Every entry must be echoed exactly.

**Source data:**
◆ ◆ ◆ ◆

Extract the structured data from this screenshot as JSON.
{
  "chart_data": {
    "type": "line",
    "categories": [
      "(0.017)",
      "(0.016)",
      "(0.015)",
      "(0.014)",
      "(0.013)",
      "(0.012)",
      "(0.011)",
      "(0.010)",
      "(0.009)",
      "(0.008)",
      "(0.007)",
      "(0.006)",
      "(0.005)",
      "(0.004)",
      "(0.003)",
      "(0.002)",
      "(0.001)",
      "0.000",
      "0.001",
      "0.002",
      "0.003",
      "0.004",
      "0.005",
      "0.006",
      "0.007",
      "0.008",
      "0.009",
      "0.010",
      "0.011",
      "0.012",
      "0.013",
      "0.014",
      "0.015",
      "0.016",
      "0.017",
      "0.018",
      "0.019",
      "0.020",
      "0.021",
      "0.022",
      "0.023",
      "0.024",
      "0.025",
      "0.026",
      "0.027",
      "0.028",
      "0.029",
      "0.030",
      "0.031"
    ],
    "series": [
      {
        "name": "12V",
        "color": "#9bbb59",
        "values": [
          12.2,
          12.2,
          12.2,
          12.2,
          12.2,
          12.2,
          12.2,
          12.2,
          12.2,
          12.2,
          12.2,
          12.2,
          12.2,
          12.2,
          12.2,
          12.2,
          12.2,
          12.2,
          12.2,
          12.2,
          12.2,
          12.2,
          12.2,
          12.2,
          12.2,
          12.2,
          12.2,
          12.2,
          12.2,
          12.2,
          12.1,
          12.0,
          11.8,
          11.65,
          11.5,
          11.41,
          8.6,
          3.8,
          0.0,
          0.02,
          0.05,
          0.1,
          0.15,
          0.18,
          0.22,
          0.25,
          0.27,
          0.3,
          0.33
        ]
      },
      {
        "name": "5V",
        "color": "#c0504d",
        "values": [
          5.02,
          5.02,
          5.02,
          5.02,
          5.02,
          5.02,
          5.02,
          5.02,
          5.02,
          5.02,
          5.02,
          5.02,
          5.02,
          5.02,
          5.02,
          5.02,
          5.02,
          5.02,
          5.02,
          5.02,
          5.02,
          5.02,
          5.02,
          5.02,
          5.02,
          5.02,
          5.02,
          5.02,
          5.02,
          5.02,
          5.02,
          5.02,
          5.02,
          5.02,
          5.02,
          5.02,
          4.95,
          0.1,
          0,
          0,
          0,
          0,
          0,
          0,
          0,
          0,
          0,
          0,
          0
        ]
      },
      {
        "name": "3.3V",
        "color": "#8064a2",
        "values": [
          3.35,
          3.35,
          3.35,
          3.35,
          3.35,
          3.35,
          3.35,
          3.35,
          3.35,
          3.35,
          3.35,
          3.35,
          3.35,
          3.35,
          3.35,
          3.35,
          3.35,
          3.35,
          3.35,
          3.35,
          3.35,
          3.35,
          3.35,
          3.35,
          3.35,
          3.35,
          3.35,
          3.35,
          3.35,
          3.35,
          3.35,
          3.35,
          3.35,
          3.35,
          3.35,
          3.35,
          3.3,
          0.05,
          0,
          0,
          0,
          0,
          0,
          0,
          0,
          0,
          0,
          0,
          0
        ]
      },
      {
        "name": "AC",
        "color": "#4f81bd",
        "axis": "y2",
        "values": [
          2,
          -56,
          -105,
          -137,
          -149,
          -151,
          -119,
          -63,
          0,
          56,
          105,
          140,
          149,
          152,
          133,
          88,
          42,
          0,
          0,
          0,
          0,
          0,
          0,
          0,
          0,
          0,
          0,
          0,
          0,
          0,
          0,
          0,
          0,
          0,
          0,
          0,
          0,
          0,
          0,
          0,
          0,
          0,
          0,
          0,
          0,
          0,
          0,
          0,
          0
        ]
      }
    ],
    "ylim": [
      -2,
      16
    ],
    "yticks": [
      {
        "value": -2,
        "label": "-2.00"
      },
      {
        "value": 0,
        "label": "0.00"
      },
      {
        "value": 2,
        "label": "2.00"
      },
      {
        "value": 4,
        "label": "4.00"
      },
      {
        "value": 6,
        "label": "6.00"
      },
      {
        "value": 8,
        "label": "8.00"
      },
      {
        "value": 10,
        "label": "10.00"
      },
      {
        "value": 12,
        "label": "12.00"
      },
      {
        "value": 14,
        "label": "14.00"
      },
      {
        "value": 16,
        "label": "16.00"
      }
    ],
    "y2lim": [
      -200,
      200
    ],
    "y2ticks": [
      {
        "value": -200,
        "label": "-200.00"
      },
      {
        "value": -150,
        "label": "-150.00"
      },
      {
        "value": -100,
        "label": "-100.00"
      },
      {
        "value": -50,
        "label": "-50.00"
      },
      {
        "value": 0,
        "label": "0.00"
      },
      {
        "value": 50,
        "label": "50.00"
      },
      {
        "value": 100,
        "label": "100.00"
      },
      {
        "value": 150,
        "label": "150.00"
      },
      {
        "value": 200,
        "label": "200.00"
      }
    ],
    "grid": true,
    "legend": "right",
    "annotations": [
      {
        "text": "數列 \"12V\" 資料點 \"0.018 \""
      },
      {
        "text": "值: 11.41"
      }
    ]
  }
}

◆ ◆ ◆ ◆

**SOLUTION FOR THIS EXERCISE:**
Extract the structured data from this screenshot as JSON.
{
  "chart_data": {
    "type": "line",
    "categories": [
      "(0.017)",
      "(0.016)",
      "(0.015)",
      "(0.014)",
      "(0.013)",
      "(0.012)",
      "(0.011)",
      "(0.010)",
      "(0.009)",
      "(0.008)",
      "(0.007)",
      "(0.006)",
      "(0.005)",
      "(0.004)",
      "(0.003)",
      "(0.002)",
      "(0.001)",
      "0.000",
      "0.001",
      "0.002",
      "0.003",
      "0.004",
      "0.005",
      "0.006",
      "0.007",
      "0.008",
      "0.009",
      "0.010",
      "0.011",
      "0.012",
      "0.013",
      "0.014",
      "0.015",
      "0.016",
      "0.017",
      "0.018",
      "0.019",
      "0.020",
      "0.021",
      "0.022",
      "0.023",
      "0.024",
      "0.025",
      "0.026",
      "0.027",
      "0.028",
      "0.029",
      "0.030",
      "0.031"
    ],
    "series": [
      {
        "name": "12V",
        "color": "#9bbb59",
        "values": [
          12.2,
          12.2,
          12.2,
          12.2,
          12.2,
          12.2,
          12.2,
          12.2,
          12.2,
          12.2,
          12.2,
          12.2,
          12.2,
          12.2,
          12.2,
          12.2,
          12.2,
          12.2,
          12.2,
          12.2,
          12.2,
          12.2,
          12.2,
          12.2,
          12.2,
          12.2,
          12.2,
          12.2,
          12.2,
          12.2,
          12.1,
          12.0,
          11.8,
          11.65,
          11.5,
          11.41,
          8.6,
          3.8,
          0.0,
          0.02,
          0.05,
          0.1,
          0.15,
          0.18,
          0.22,
          0.25,
          0.27,
          0.3,
          0.33
        ]
      },
      {
        "name": "5V",
        "color": "#c0504d",
        "values": [
          5.02,
          5.02,
          5.02,
          5.02,
          5.02,
          5.02,
          5.02,
          5.02,
          5.02,
          5.02,
          5.02,
          5.02,
          5.02,
          5.02,
          5.02,
          5.02,
          5.02,
          5.02,
          5.02,
          5.02,
          5.02,
          5.02,
          5.02,
          5.02,
          5.02,
          5.02,
          5.02,
          5.02,
          5.02,
          5.02,
          5.02,
          5.02,
          5.02,
          5.02,
          5.02,
          5.02,
          4.95,
          0.1,
          0,
          0,
          0,
          0,
          0,
          0,
          0,
          0,
          0,
          0,
          0
        ]
      },
      {
        "name": "3.3V",
        "color": "#8064a2",
        "values": [
          3.35,
          3.35,
          3.35,
          3.35,
          3.35,
          3.35,
          3.35,
          3.35,
          3.35,
          3.35,
          3.35,
          3.35,
          3.35,
          3.35,
          3.35,
          3.35,
          3.35,
          3.35,
          3.35,
          3.35,
          3.35,
          3.35,
          3.35,
          3.35,
          3.35,
          3.35,
          3.35,
          3.35,
          3.35,
          3.35,
          3.35,
          3.35,
          3.35,
          3.35,
          3.35,
          3.35,
          3.3,
          0.05,
          0,
          0,
          0,
          0,
          0,
          0,
          0,
          0,
          0,
          0,
          0
        ]
      },
      {
        "name": "AC",
        "color": "#4f81bd",
        "axis": "y2",
        "values": [
          2,
          -56,
          -105,
          -137,
          -149,
          -151,
          -119,
          -63,
          0,
          56,
          105,
          140,
          149,
          152,
          133,
          88,
          42,
          0,
          0,
          0,
          0,
          0,
          0,
          0,
          0,
          0,
          0,
          0,
          0,
          0,
          0,
          0,
          0,
          0,
          0,
          0,
          0,
          0,
          0,
          0,
          0,
          0,
          0,
          0,
          0,
          0,
          0,
          0,
          0
        ]
      }
    ],
    "ylim": [
      -2,
      16
    ],
    "yticks": [
      {
        "value": -2,
        "label": "-2.00"
      },
      {
        "value": 0,
        "label": "0.00"
      },
      {
        "value": 2,
        "label": "2.00"
      },
      {
        "value": 4,
        "label": "4.00"
      },
      {
        "value": 6,
        "label": "6.00"
      },
      {
        "value": 8,
        "label": "8.00"
      },
      {
        "value": 10,
        "label": "10.00"
      },
      {
        "value": 12,
        "label": "12.00"
      },
      {
        "value": 14,
        "label": "14.00"
      },
      {
        "value": 16,
        "label": "16.00"
      }
    ],
    "y2lim": [
      -200,
      200
    ],
    "y2ticks": [
      {
        "value": -200,
        "label": "-200.00"
      },
      {
        "value": -150,
        "label": "-150.00"
      },
      {
        "value": -100,
        "label": "-100.00"
      },
      {
        "value": -50,
        "label": "-50.00"
      },
      {
        "value": 0,
        "label": "0.00"
      },
      {
        "value": 50,
        "label": "50.00"
      },
      {
        "value": 100,
        "label": "100.00"
      },
      {
        "value": 150,
        "label": "150.00"
      },
      {
        "value": 200,
        "label": "200.00"
      }
    ],
    "grid": true,
    "legend": "right",
    "annotations": [
      {
        "text": "數列 \"12V\" 資料點 \"0.018 \""
      },
      {
        "text": "值: 11.41"
      }
    ]
  }
}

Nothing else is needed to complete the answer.